* [Exercise goal]
Could you copy, word for word, the entries from the line containing "tick-label-layer: 0 20" through the line containing "legend-swatch-pores [445,201,482,237]", including both of those lines?

* [Information given]
--- --- ---
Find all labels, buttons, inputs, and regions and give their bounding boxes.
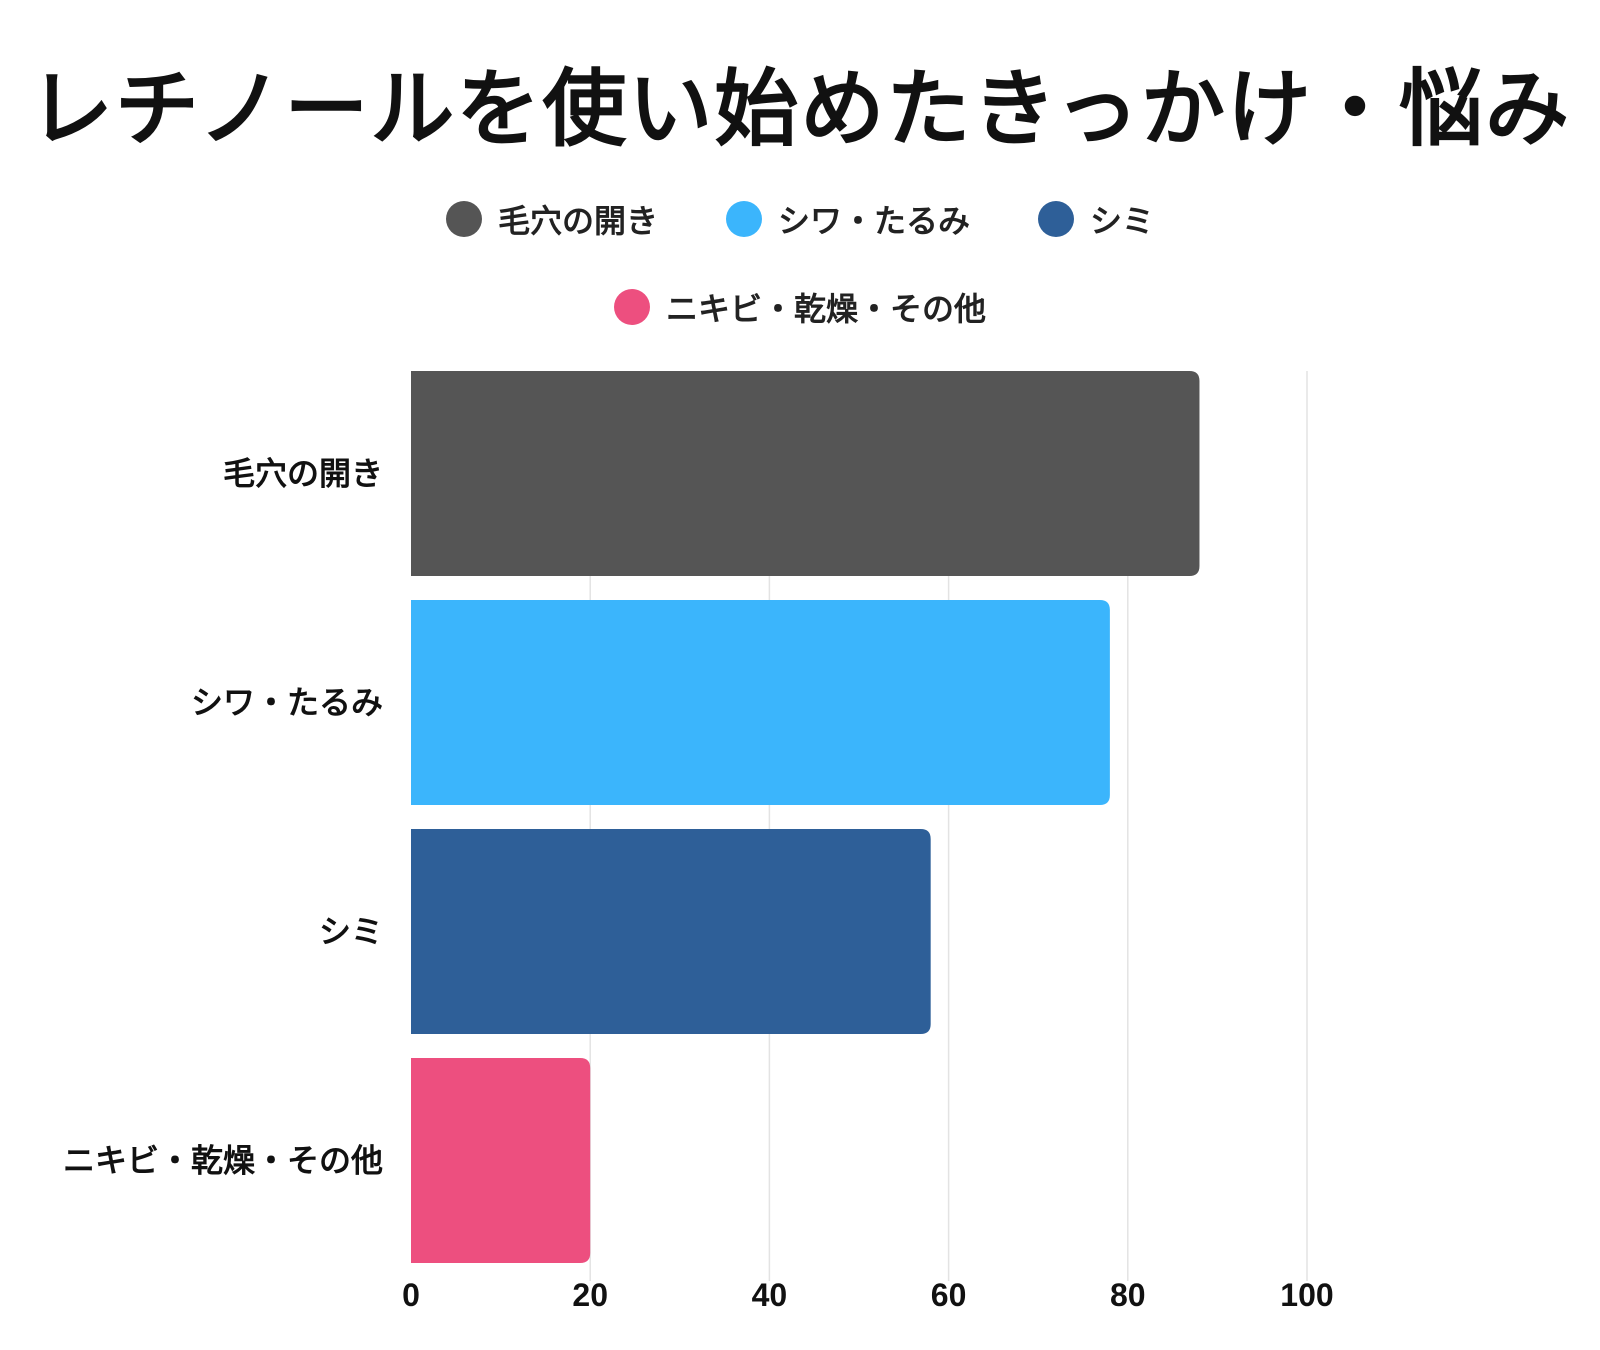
tick-label-layer: 0 20 40 60 80 100 [402,1277,1334,1313]
x-tick-label-80: 80 [1110,1277,1146,1313]
bar-2 [411,829,931,1034]
chart-title: レチノールを使い始めたきっかけ・悩み [28,60,1572,158]
legend-label-wrinkles: シワ・たるみ [777,202,970,240]
legend-label-pores: 毛穴の開き [497,202,658,240]
bar-layer [411,371,1200,1263]
x-tick-label-100: 100 [1280,1277,1333,1313]
x-tick-label-0: 0 [402,1277,420,1313]
legend-item-pores: 毛穴の開き [445,196,658,242]
category-label-1: シワ・たるみ [191,684,383,722]
bar-3 [411,1058,591,1263]
legend-item-spots: シミ [1038,196,1154,242]
category-label-2: シミ [319,913,383,951]
x-tick-label-40: 40 [752,1277,788,1313]
legend-row-2: ニキビ・乾燥・その他 [0,284,1600,330]
legend-swatch-acne-other [613,289,650,325]
legend-swatch-pores [445,201,482,237]
legend-swatch-spots [1038,201,1074,237]
legend-label-acne-other: ニキビ・乾燥・その他 [665,290,986,328]
legend-swatch-wrinkles [725,201,762,237]
legend-item-wrinkles: シワ・たるみ [725,196,970,242]
legend-item-acne-other: ニキビ・乾燥・その他 [613,284,986,330]
x-tick-label-60: 60 [931,1277,967,1313]
bar-0 [411,371,1200,576]
category-label-3: ニキビ・乾燥・その他 [63,1142,383,1180]
category-label-0: 毛穴の開き [223,455,383,493]
x-tick-label-20: 20 [572,1277,608,1313]
bar-1 [411,600,1110,805]
legend-row-1: 毛穴の開き シワ・たるみ シミ [0,196,1600,242]
legend-label-spots: シミ [1090,202,1155,240]
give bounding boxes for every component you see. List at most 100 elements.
--- --- ---
* [Answer to the problem]
tick-label-layer: 0 20 40 60 80 100 [402,1277,1334,1313]
x-tick-label-80: 80 [1110,1277,1146,1313]
bar-2 [411,829,931,1034]
chart-title: レチノールを使い始めたきっかけ・悩み [28,60,1572,158]
legend-label-wrinkles: シワ・たるみ [777,202,970,240]
legend-label-pores: 毛穴の開き [497,202,658,240]
bar-layer [411,371,1200,1263]
x-tick-label-100: 100 [1280,1277,1333,1313]
x-tick-label-0: 0 [402,1277,420,1313]
legend-item-pores: 毛穴の開き [445,196,658,242]
category-label-1: シワ・たるみ [191,684,383,722]
bar-3 [411,1058,591,1263]
legend-item-spots: シミ [1038,196,1154,242]
category-label-2: シミ [319,913,383,951]
x-tick-label-40: 40 [752,1277,788,1313]
legend-row-2: ニキビ・乾燥・その他 [0,284,1600,330]
legend-swatch-acne-other [613,289,650,325]
legend-swatch-pores [445,201,482,237]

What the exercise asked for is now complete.